* **Instructions for the task**
Select the lines of the records containing the word "text" and list them.

* **Data excerpts**
□ □ □ □ □

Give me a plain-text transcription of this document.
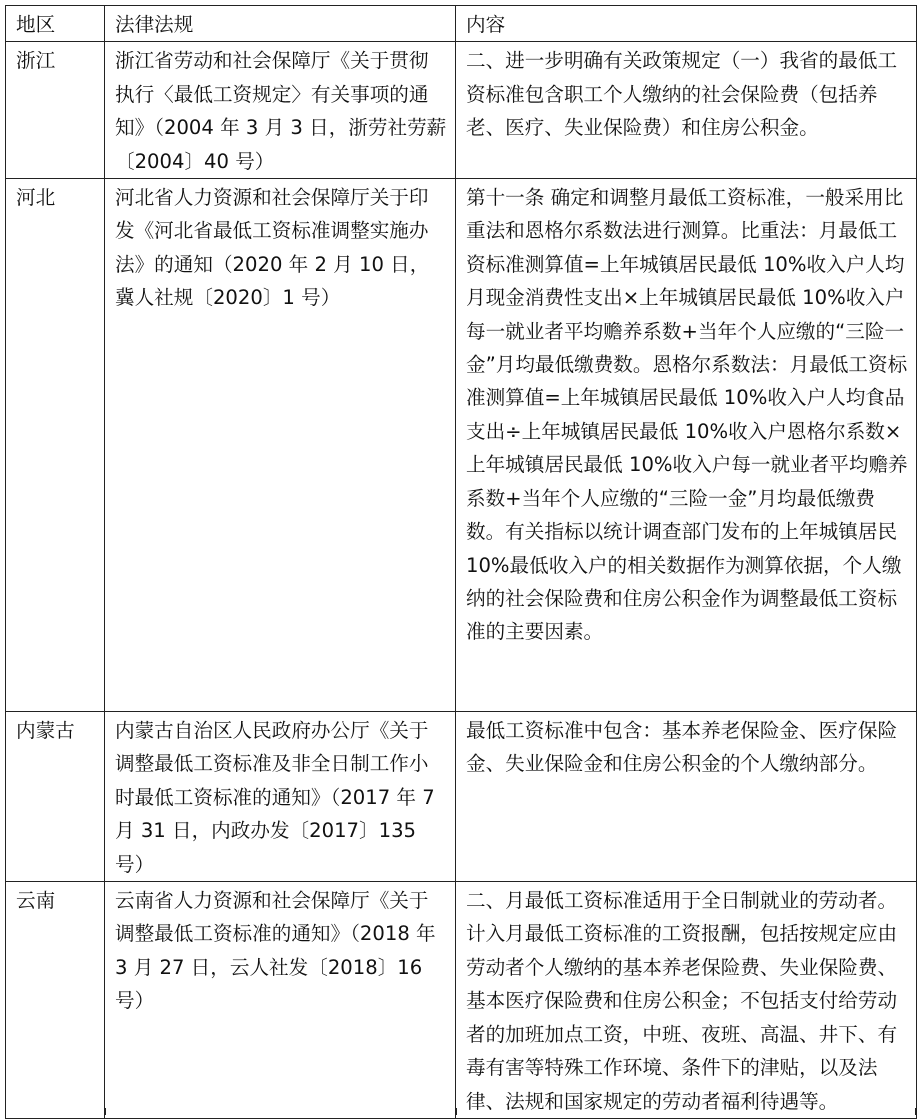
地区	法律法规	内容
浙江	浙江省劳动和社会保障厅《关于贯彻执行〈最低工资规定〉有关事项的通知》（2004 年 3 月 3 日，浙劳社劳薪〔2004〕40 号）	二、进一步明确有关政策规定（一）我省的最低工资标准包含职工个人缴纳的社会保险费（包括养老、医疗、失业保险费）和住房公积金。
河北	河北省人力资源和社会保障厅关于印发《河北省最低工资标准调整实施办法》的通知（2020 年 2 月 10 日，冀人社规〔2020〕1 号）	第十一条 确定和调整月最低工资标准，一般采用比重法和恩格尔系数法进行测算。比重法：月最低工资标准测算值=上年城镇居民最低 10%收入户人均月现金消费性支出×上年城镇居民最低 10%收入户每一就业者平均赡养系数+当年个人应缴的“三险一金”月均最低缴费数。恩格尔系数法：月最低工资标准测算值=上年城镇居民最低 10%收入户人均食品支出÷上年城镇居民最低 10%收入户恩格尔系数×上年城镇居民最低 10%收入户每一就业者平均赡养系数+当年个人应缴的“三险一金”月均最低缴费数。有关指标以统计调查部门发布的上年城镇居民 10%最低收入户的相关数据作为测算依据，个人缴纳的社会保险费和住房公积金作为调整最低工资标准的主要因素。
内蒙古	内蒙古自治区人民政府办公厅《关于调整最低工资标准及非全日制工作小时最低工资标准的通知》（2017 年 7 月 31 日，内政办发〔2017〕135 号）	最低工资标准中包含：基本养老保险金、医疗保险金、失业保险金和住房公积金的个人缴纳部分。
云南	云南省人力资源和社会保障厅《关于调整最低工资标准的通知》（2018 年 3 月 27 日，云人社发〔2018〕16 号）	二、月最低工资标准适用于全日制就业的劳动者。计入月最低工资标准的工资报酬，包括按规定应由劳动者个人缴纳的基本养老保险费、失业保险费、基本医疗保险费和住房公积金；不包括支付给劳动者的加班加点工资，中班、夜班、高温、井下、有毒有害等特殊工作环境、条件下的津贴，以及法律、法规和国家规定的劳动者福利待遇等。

□ □ □ □ □

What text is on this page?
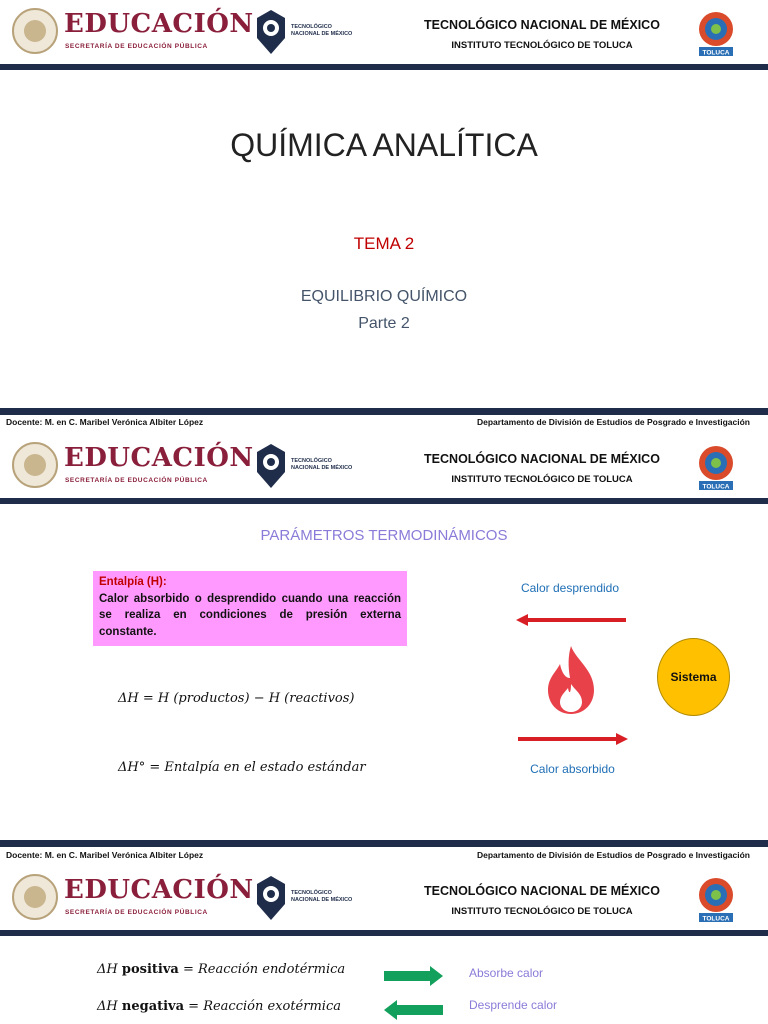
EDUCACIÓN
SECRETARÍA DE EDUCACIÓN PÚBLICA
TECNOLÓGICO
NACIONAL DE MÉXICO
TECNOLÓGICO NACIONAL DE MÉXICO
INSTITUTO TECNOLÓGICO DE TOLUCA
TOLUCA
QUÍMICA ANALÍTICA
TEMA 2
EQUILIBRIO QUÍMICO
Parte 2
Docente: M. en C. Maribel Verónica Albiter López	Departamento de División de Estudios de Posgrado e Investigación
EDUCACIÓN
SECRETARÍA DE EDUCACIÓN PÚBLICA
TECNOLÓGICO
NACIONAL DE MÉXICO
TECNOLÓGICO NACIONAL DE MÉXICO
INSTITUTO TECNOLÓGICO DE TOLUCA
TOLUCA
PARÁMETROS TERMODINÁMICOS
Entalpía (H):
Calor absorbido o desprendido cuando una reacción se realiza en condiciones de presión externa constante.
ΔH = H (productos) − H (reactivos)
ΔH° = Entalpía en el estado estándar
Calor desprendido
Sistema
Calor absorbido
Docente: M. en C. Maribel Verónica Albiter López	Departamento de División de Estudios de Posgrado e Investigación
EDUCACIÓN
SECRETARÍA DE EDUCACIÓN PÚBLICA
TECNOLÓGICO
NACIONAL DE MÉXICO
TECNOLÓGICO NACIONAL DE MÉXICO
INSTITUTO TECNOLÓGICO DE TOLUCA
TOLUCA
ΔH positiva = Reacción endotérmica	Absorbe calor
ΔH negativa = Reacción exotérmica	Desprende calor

□ □ □ □ □

* **Result**
Give me a plain-text transcription of this document.
What text is on this page?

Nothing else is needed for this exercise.